:: EXERCISE PROMPT ::
Print the listing in its entirety and exactly, leaving out images.
◇ ◇ ◇
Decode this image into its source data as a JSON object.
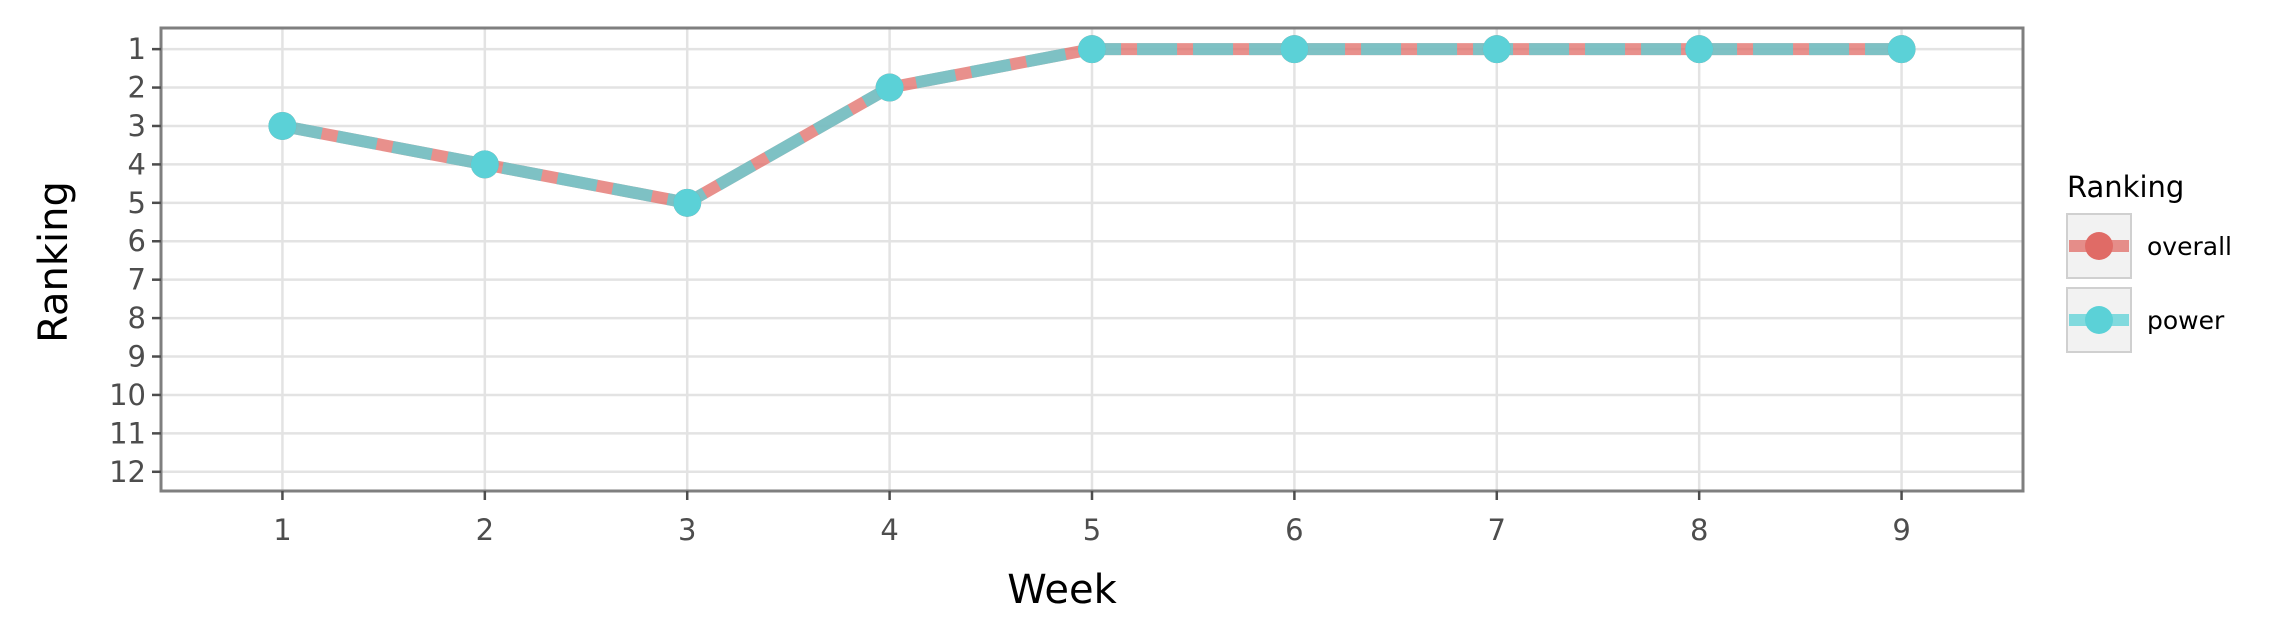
{
  "chart_data": {
    "type": "line",
    "xlabel": "Week",
    "ylabel": "Ranking",
    "x": [
      1,
      2,
      3,
      4,
      5,
      6,
      7,
      8,
      9
    ],
    "xlim": [
      0.4,
      9.6
    ],
    "ylim": [
      12.5,
      0.45
    ],
    "y_reversed": true,
    "x_ticks": [
      "1",
      "2",
      "3",
      "4",
      "5",
      "6",
      "7",
      "8",
      "9"
    ],
    "y_ticks": [
      "1",
      "2",
      "3",
      "4",
      "5",
      "6",
      "7",
      "8",
      "9",
      "10",
      "11",
      "12"
    ],
    "grid": true,
    "legend_title": "Ranking",
    "legend_position": "right",
    "series": [
      {
        "name": "overall",
        "color": "#e06b66",
        "values": [
          3,
          4,
          5,
          2,
          1,
          1,
          1,
          1,
          1
        ]
      },
      {
        "name": "power",
        "color": "#5bd1d7",
        "values": [
          3,
          4,
          5,
          2,
          1,
          1,
          1,
          1,
          1
        ]
      }
    ]
  }
}
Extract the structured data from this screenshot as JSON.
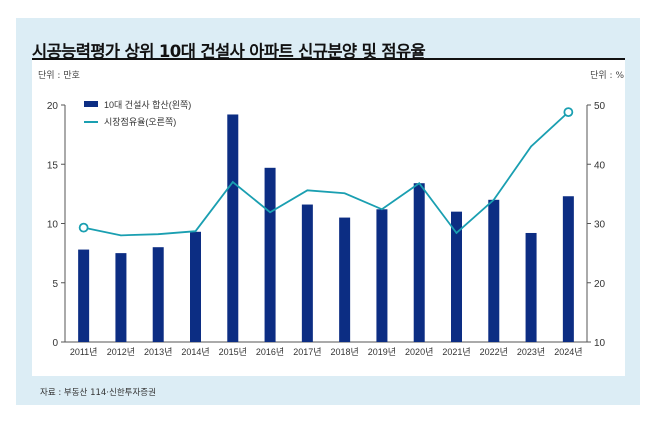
{
  "title": "시공능력평가 상위 10대 건설사 아파트 신규분양 및 점유율",
  "unit_left": "단위 : 만호",
  "unit_right": "단위 : %",
  "source": "자료 : 부동산 114·신한투자증권",
  "colors": {
    "frame": "#dcedf5",
    "bar": "#0c2d83",
    "line": "#1a9fb1",
    "axis": "#555555"
  },
  "chart_data": {
    "type": "bar+line",
    "title": "시공능력평가 상위 10대 건설사 아파트 신규분양 및 점유율",
    "categories": [
      "2011년",
      "2012년",
      "2013년",
      "2014년",
      "2015년",
      "2016년",
      "2017년",
      "2018년",
      "2019년",
      "2020년",
      "2021년",
      "2022년",
      "2023년",
      "2024년"
    ],
    "series": [
      {
        "name": "10대 건설사 합산(왼쪽)",
        "type": "bar",
        "axis": "left",
        "values": [
          7.8,
          7.5,
          8.0,
          9.3,
          19.2,
          14.7,
          11.6,
          10.5,
          11.2,
          13.4,
          11.0,
          12.0,
          9.2,
          12.3
        ]
      },
      {
        "name": "시장점유율(오른쪽)",
        "type": "line",
        "axis": "right",
        "values": [
          29.3,
          28.0,
          28.2,
          28.7,
          37.0,
          31.9,
          35.6,
          35.1,
          32.4,
          36.8,
          28.4,
          34.0,
          43.0,
          48.8
        ],
        "markers": "first-and-last hollow circle"
      }
    ],
    "left_axis": {
      "label": "단위 : 만호",
      "ylim": [
        0,
        20
      ],
      "ticks": [
        0,
        5,
        10,
        15,
        20
      ]
    },
    "right_axis": {
      "label": "단위 : %",
      "ylim": [
        10,
        50
      ],
      "ticks": [
        10,
        20,
        30,
        40,
        50
      ]
    },
    "legend": {
      "placement": "top-left",
      "entries": [
        "10대 건설사 합산(왼쪽)",
        "시장점유율(오른쪽)"
      ]
    },
    "grid": false
  }
}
◇ ◇ ◇
:: FULL OUTPUT ::
Decode this image into its source data as a JSON object.
{
  "chart_data": {
    "type": "line",
    "xlabel": "Week",
    "ylabel": "Ranking",
    "x": [
      1,
      2,
      3,
      4,
      5,
      6,
      7,
      8,
      9
    ],
    "xlim": [
      0.4,
      9.6
    ],
    "ylim": [
      12.5,
      0.45
    ],
    "y_reversed": true,
    "x_ticks": [
      "1",
      "2",
      "3",
      "4",
      "5",
      "6",
      "7",
      "8",
      "9"
    ],
    "y_ticks": [
      "1",
      "2",
      "3",
      "4",
      "5",
      "6",
      "7",
      "8",
      "9",
      "10",
      "11",
      "12"
    ],
    "grid": true,
    "legend_title": "Ranking",
    "legend_position": "right",
    "series": [
      {
        "name": "overall",
        "color": "#e06b66",
        "values": [
          3,
          4,
          5,
          2,
          1,
          1,
          1,
          1,
          1
        ]
      },
      {
        "name": "power",
        "color": "#5bd1d7",
        "values": [
          3,
          4,
          5,
          2,
          1,
          1,
          1,
          1,
          1
        ]
      }
    ]
  }
}
Extract the structured data from this screenshot as JSON.
{
  "title": "시공능력평가 상위 10대 건설사 아파트 신규분양 및 점유율",
  "unit_left": "단위 : 만호",
  "unit_right": "단위 : %",
  "source": "자료 : 부동산 114·신한투자증권",
  "colors": {
    "frame": "#dcedf5",
    "bar": "#0c2d83",
    "line": "#1a9fb1",
    "axis": "#555555"
  },
  "chart_data": {
    "type": "bar+line",
    "title": "시공능력평가 상위 10대 건설사 아파트 신규분양 및 점유율",
    "categories": [
      "2011년",
      "2012년",
      "2013년",
      "2014년",
      "2015년",
      "2016년",
      "2017년",
      "2018년",
      "2019년",
      "2020년",
      "2021년",
      "2022년",
      "2023년",
      "2024년"
    ],
    "series": [
      {
        "name": "10대 건설사 합산(왼쪽)",
        "type": "bar",
        "axis": "left",
        "values": [
          7.8,
          7.5,
          8.0,
          9.3,
          19.2,
          14.7,
          11.6,
          10.5,
          11.2,
          13.4,
          11.0,
          12.0,
          9.2,
          12.3
        ]
      },
      {
        "name": "시장점유율(오른쪽)",
        "type": "line",
        "axis": "right",
        "values": [
          29.3,
          28.0,
          28.2,
          28.7,
          37.0,
          31.9,
          35.6,
          35.1,
          32.4,
          36.8,
          28.4,
          34.0,
          43.0,
          48.8
        ],
        "markers": "first-and-last hollow circle"
      }
    ],
    "left_axis": {
      "label": "단위 : 만호",
      "ylim": [
        0,
        20
      ],
      "ticks": [
        0,
        5,
        10,
        15,
        20
      ]
    },
    "right_axis": {
      "label": "단위 : %",
      "ylim": [
        10,
        50
      ],
      "ticks": [
        10,
        20,
        30,
        40,
        50
      ]
    },
    "legend": {
      "placement": "top-left",
      "entries": [
        "10대 건설사 합산(왼쪽)",
        "시장점유율(오른쪽)"
      ]
    },
    "grid": false
  }
}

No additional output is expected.